Dataset items:
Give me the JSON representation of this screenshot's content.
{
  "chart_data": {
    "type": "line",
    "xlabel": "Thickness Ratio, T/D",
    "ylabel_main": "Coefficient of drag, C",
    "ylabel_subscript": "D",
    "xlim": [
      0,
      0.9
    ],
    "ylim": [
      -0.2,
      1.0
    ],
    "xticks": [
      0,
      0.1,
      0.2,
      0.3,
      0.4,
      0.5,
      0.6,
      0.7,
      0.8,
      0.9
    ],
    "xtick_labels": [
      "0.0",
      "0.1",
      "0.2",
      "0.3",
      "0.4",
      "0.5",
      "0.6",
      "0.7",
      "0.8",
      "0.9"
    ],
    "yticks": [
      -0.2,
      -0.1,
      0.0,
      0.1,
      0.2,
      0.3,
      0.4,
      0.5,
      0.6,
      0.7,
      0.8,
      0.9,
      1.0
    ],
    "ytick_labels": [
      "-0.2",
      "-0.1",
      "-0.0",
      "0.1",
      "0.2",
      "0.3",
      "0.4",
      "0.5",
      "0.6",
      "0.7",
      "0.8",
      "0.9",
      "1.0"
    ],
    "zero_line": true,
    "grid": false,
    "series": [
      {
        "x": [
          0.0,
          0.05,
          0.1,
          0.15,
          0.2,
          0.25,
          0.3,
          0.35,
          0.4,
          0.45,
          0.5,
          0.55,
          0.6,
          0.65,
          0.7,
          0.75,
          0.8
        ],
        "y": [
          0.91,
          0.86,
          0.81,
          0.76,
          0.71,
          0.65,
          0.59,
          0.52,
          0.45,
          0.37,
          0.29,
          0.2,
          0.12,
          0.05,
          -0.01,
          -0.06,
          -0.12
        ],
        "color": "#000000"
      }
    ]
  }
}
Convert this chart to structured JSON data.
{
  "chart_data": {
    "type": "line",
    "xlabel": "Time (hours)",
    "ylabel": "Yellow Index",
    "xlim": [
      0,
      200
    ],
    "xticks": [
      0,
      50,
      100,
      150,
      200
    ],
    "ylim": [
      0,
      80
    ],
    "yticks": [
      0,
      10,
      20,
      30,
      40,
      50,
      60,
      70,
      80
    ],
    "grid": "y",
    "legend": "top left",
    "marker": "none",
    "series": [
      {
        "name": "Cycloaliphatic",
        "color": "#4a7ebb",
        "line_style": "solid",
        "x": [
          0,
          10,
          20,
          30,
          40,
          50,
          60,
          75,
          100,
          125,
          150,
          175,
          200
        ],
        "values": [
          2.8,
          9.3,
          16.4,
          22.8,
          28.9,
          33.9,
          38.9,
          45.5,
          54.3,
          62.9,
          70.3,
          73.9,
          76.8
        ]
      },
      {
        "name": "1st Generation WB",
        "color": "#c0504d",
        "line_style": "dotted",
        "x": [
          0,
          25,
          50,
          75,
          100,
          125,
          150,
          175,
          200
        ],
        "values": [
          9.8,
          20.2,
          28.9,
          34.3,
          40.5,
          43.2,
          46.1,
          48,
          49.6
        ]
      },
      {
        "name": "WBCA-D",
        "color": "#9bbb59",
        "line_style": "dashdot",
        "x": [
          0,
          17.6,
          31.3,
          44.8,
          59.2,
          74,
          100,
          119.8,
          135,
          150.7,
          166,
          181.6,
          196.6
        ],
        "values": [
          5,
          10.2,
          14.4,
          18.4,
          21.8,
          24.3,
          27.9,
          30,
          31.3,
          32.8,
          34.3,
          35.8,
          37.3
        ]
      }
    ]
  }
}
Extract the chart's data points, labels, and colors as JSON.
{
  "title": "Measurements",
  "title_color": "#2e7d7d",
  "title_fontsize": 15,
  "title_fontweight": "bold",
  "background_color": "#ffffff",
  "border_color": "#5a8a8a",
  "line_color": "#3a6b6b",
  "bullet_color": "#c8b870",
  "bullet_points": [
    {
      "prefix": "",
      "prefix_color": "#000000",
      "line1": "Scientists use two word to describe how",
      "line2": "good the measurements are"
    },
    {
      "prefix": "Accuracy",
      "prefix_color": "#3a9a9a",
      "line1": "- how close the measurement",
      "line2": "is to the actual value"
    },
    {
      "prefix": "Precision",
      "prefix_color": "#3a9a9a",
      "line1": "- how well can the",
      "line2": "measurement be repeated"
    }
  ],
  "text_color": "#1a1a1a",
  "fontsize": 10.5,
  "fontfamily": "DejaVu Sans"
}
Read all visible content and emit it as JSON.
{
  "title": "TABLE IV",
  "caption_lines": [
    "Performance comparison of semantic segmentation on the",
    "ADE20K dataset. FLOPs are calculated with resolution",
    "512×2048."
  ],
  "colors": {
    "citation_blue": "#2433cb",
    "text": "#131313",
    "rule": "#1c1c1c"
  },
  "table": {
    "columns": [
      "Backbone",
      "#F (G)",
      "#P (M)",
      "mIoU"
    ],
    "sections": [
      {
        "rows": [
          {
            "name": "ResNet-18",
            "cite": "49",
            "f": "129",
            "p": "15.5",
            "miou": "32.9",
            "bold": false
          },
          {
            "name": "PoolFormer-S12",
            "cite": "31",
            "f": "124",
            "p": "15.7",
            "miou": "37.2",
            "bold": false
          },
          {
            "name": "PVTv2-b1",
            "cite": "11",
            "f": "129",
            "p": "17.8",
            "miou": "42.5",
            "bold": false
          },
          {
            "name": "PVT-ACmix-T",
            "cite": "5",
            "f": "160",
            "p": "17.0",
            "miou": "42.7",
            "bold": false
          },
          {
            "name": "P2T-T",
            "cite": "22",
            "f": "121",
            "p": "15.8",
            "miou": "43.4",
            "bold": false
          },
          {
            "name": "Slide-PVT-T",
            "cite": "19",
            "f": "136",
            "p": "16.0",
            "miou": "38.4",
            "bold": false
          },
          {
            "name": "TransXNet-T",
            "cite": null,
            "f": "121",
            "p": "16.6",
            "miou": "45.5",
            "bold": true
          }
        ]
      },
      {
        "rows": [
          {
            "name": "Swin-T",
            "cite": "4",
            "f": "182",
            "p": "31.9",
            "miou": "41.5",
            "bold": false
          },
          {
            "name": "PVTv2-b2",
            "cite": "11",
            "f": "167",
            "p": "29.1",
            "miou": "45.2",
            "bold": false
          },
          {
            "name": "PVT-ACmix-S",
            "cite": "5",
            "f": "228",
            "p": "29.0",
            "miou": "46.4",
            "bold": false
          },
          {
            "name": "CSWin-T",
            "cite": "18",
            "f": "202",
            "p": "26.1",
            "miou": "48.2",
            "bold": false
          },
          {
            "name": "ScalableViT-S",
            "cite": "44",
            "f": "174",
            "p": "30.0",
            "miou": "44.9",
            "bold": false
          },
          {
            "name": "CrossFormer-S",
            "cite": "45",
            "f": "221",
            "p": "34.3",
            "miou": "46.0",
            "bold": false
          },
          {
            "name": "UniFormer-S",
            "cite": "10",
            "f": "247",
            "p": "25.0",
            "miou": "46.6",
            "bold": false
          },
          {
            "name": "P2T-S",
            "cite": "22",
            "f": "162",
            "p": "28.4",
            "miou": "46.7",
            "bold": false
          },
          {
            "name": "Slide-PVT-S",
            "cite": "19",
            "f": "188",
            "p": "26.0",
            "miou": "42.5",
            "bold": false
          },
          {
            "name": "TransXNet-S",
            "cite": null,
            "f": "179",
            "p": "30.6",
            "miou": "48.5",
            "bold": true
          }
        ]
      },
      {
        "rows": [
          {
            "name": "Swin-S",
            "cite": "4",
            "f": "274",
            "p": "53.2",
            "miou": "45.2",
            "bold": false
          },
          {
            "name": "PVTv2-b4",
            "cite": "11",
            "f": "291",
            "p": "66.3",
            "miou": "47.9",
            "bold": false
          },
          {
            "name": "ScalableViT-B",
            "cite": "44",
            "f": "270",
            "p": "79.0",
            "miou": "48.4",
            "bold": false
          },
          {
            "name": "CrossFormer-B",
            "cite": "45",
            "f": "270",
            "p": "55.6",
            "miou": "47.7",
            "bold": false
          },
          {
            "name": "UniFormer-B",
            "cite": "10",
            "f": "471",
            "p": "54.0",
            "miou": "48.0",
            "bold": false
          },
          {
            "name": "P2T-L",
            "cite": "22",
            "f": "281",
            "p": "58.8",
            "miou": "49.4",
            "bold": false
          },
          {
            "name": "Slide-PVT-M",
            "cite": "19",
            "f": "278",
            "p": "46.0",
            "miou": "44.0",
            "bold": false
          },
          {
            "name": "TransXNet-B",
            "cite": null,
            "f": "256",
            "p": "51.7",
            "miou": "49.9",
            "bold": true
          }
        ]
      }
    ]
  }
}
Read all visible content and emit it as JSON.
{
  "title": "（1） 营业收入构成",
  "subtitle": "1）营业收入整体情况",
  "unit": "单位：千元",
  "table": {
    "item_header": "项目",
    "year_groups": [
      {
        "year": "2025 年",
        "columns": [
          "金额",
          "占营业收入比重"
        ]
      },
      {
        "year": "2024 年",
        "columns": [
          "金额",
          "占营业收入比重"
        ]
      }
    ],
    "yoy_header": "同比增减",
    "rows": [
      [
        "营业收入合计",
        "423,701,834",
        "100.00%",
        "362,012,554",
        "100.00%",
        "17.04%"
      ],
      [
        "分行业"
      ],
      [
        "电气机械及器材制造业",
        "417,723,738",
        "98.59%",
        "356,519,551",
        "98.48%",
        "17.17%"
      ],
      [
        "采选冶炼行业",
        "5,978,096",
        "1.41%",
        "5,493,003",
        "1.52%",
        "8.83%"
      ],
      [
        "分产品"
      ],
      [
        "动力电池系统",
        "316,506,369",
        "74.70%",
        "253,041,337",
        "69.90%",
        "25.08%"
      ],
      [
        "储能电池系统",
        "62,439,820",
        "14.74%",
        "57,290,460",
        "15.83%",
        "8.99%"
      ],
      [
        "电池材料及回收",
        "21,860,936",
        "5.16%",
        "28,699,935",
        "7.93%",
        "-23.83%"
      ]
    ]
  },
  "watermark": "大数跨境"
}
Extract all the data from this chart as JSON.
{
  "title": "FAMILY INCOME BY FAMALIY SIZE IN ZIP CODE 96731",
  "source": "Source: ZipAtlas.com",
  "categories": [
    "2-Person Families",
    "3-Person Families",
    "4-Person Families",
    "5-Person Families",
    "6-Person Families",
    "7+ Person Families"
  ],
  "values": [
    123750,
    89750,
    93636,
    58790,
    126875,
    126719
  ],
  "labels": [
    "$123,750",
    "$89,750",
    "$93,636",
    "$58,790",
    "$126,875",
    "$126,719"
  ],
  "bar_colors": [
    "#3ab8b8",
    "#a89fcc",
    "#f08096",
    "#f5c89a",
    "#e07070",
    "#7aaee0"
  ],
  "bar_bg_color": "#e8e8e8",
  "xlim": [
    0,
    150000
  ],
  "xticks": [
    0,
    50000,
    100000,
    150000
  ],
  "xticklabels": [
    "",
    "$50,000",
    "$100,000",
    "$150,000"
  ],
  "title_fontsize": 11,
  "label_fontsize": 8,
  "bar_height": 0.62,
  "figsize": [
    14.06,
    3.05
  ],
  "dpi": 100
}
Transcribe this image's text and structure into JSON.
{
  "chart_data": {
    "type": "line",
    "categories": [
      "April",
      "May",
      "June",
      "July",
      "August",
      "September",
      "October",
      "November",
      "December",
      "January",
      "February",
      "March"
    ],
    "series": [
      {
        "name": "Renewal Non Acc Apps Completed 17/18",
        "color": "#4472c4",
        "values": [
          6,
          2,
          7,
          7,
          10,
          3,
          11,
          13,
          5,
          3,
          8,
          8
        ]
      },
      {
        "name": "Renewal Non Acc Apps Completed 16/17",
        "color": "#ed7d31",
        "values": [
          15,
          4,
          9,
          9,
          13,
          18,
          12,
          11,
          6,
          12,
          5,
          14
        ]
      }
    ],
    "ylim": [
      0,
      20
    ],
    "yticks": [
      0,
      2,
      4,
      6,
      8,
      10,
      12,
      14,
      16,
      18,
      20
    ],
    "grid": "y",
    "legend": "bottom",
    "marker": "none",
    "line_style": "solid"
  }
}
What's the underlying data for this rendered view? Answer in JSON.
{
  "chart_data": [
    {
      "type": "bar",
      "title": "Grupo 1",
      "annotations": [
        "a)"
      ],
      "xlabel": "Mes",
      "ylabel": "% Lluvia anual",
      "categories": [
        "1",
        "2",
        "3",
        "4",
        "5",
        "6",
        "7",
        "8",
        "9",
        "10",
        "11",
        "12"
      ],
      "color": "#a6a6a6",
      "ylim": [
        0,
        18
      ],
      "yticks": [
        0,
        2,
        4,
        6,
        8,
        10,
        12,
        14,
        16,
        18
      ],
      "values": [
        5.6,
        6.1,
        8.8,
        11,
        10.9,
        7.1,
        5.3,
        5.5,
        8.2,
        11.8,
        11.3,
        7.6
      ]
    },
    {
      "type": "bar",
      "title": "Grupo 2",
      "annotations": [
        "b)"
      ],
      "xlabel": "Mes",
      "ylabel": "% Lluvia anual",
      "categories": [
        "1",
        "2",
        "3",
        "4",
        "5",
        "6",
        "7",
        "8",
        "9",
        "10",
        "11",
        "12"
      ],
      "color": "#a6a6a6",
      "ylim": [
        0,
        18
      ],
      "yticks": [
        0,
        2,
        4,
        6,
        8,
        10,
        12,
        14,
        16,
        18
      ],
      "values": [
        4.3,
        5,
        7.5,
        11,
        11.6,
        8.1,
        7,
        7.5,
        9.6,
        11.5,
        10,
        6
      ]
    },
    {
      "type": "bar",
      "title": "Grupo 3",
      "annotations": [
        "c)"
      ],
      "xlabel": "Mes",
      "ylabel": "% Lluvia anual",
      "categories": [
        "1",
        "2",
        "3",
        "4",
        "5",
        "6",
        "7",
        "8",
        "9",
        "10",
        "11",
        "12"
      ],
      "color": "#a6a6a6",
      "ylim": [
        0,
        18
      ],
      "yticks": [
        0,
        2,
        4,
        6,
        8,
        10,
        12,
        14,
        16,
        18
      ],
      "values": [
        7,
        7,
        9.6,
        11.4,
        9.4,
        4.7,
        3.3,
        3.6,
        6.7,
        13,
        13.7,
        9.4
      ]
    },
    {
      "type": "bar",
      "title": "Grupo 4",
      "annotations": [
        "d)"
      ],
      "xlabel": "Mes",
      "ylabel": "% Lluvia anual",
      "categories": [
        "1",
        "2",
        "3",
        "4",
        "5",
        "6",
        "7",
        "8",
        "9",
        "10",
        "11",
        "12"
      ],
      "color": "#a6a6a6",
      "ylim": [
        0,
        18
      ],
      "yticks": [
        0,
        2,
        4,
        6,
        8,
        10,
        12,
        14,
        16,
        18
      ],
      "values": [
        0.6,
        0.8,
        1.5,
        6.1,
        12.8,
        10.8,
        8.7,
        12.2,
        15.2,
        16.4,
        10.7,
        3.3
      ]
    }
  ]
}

» **DO THIS**:
Each line that has the word "Completed" should be copied.

» **TASK SOLUTION**:
        "name": "Renewal Non Acc Apps Completed 17/18",
        "name": "Renewal Non Acc Apps Completed 16/17",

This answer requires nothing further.